Records for this exercise
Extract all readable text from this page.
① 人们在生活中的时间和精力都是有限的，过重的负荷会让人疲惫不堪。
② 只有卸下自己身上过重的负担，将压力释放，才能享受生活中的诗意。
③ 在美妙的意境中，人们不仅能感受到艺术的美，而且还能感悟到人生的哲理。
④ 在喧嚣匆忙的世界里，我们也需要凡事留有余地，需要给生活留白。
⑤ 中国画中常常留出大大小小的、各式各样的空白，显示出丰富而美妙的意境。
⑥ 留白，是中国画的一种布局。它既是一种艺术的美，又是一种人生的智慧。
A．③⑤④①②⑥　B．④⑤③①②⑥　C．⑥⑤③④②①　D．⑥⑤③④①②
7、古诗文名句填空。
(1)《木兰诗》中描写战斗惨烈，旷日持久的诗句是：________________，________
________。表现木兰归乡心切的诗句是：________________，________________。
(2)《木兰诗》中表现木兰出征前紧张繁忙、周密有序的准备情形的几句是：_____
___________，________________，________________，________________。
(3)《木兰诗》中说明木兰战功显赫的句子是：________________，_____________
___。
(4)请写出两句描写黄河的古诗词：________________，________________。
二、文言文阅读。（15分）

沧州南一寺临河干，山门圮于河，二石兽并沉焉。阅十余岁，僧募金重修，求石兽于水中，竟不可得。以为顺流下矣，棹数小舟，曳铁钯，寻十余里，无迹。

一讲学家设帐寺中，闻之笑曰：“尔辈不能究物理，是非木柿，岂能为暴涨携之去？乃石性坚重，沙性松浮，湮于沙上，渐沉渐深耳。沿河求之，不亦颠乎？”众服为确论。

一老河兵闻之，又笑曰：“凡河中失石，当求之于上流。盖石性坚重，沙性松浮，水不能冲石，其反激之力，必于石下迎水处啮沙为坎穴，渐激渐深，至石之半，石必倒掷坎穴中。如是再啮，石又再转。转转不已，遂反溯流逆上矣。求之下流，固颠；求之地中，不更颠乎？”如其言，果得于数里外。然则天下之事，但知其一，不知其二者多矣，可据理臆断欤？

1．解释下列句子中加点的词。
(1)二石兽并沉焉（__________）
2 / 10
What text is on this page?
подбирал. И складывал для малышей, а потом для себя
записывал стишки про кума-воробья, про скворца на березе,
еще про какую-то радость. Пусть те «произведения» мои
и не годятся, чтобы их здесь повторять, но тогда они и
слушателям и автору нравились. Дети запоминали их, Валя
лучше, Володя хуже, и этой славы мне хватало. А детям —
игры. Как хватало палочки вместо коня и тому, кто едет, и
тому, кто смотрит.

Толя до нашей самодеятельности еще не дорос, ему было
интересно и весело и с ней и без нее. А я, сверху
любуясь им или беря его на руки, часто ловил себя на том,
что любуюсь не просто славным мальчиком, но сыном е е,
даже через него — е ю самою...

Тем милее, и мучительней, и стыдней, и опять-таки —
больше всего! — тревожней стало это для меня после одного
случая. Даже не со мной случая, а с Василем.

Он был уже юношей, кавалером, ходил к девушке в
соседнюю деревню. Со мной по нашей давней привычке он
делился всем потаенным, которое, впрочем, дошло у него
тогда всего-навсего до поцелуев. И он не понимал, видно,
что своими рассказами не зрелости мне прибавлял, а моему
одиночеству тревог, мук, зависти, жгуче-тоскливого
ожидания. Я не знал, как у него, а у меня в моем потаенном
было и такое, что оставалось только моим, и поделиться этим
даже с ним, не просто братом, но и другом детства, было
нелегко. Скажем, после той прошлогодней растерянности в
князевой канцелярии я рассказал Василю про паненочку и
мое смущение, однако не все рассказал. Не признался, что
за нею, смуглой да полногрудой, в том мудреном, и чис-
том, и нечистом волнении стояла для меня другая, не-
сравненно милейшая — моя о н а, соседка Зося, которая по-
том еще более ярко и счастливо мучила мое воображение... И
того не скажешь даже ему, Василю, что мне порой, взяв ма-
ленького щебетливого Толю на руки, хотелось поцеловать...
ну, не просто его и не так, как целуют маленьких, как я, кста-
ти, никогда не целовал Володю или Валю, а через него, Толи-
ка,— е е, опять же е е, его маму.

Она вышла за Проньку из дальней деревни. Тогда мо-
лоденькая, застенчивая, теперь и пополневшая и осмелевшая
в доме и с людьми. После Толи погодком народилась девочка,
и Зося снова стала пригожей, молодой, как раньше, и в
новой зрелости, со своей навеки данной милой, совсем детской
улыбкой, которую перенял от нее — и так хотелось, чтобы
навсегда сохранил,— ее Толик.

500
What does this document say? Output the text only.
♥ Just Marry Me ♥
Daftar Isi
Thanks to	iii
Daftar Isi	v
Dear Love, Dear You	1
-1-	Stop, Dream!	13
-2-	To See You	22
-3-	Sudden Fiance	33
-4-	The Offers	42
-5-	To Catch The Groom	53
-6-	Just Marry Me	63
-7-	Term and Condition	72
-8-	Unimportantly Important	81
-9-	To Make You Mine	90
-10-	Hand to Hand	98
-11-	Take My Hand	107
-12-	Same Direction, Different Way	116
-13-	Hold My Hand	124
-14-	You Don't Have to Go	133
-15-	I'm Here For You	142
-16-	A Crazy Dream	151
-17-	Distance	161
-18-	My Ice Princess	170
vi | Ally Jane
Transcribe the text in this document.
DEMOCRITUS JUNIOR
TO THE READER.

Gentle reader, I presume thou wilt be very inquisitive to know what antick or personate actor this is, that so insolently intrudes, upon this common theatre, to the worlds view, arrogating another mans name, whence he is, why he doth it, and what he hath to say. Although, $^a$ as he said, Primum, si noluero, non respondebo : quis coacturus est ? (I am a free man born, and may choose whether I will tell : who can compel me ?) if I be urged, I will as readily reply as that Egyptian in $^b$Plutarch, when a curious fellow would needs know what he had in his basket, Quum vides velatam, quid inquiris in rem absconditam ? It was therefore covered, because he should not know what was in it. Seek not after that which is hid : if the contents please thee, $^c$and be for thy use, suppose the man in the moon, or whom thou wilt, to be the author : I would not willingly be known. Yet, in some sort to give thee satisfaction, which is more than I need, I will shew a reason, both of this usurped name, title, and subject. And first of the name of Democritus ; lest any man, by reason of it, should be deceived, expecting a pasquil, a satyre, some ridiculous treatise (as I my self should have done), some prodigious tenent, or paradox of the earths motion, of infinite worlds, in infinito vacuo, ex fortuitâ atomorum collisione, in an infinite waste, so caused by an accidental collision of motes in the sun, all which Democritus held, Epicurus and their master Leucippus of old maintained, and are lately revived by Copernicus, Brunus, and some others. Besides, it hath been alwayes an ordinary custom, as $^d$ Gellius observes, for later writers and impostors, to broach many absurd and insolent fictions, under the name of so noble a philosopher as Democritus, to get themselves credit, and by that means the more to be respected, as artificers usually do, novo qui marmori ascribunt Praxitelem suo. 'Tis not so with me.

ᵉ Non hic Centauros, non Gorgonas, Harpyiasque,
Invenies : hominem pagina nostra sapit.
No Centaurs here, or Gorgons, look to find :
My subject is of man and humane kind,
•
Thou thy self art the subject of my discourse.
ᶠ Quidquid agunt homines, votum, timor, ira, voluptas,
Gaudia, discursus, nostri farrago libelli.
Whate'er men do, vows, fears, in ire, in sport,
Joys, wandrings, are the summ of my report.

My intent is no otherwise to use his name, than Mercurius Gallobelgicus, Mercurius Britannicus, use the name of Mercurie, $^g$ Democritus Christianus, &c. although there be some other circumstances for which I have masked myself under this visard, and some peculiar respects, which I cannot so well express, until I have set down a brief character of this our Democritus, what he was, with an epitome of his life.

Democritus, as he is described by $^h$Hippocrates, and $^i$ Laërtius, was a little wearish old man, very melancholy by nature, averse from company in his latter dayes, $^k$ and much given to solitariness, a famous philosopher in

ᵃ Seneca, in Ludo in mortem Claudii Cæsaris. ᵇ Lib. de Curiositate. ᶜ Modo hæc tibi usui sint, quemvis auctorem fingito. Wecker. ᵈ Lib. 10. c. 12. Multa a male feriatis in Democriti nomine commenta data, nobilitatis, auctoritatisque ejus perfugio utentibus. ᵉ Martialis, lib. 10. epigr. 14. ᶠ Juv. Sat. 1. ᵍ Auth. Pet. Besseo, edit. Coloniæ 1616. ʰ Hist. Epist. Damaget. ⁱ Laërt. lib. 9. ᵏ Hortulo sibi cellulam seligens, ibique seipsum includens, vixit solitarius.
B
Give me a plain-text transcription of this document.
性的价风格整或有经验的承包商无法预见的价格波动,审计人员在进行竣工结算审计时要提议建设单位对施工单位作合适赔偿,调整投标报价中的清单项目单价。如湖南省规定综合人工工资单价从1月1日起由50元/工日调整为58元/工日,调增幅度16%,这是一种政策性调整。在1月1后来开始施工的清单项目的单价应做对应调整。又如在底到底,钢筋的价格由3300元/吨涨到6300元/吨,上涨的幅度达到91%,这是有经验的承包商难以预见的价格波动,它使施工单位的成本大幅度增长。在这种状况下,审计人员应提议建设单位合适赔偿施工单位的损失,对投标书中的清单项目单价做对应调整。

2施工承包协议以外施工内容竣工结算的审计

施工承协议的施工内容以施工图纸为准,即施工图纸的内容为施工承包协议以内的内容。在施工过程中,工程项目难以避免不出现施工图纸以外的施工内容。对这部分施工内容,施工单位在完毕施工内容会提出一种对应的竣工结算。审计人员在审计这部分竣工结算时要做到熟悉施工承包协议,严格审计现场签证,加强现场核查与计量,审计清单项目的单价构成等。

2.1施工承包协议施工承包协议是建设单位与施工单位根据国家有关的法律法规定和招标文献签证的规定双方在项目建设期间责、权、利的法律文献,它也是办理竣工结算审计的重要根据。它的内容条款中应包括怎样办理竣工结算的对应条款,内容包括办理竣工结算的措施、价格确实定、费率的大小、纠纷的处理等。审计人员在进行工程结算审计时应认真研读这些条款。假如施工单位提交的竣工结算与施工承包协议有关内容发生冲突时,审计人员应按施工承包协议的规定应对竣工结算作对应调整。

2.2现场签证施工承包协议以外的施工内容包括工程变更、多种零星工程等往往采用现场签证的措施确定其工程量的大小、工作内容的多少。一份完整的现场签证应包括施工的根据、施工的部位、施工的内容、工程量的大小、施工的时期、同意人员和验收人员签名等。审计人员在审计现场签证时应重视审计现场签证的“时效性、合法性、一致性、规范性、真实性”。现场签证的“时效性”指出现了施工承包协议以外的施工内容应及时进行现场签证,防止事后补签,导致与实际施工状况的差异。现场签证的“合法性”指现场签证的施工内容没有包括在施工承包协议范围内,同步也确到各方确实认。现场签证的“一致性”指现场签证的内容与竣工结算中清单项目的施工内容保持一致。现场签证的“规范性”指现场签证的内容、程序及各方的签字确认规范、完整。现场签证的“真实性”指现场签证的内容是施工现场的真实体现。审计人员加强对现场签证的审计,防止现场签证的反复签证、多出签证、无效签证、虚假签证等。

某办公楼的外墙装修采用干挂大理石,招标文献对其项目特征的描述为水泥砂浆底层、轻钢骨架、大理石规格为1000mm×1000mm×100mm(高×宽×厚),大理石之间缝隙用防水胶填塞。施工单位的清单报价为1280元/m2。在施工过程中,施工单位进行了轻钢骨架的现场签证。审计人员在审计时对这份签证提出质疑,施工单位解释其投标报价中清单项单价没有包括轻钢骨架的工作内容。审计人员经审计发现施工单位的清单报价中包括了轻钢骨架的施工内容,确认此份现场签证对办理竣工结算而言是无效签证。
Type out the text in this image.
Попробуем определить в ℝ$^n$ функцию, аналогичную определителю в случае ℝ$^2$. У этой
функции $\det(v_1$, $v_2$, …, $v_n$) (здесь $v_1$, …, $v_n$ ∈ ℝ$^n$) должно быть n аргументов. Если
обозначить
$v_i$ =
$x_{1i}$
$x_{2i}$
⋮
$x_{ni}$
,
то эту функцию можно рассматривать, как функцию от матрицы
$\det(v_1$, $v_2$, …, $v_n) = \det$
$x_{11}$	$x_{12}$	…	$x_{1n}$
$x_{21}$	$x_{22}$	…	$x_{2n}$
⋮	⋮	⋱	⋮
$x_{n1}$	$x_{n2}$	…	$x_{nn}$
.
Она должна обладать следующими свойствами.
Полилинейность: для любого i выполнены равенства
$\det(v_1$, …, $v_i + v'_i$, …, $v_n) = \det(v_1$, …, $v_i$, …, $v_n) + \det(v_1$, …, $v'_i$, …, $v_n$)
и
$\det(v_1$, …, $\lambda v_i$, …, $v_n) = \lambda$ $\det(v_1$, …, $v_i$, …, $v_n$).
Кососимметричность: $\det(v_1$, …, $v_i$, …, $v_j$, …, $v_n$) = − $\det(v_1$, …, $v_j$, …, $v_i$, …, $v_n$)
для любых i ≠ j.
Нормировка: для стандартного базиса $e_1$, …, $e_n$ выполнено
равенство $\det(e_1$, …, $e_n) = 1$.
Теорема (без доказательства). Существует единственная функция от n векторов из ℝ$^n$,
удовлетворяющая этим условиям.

Task directions
Your answer should be one number: how many lines of the listing include the word "хотелось".

Response to this exercise
2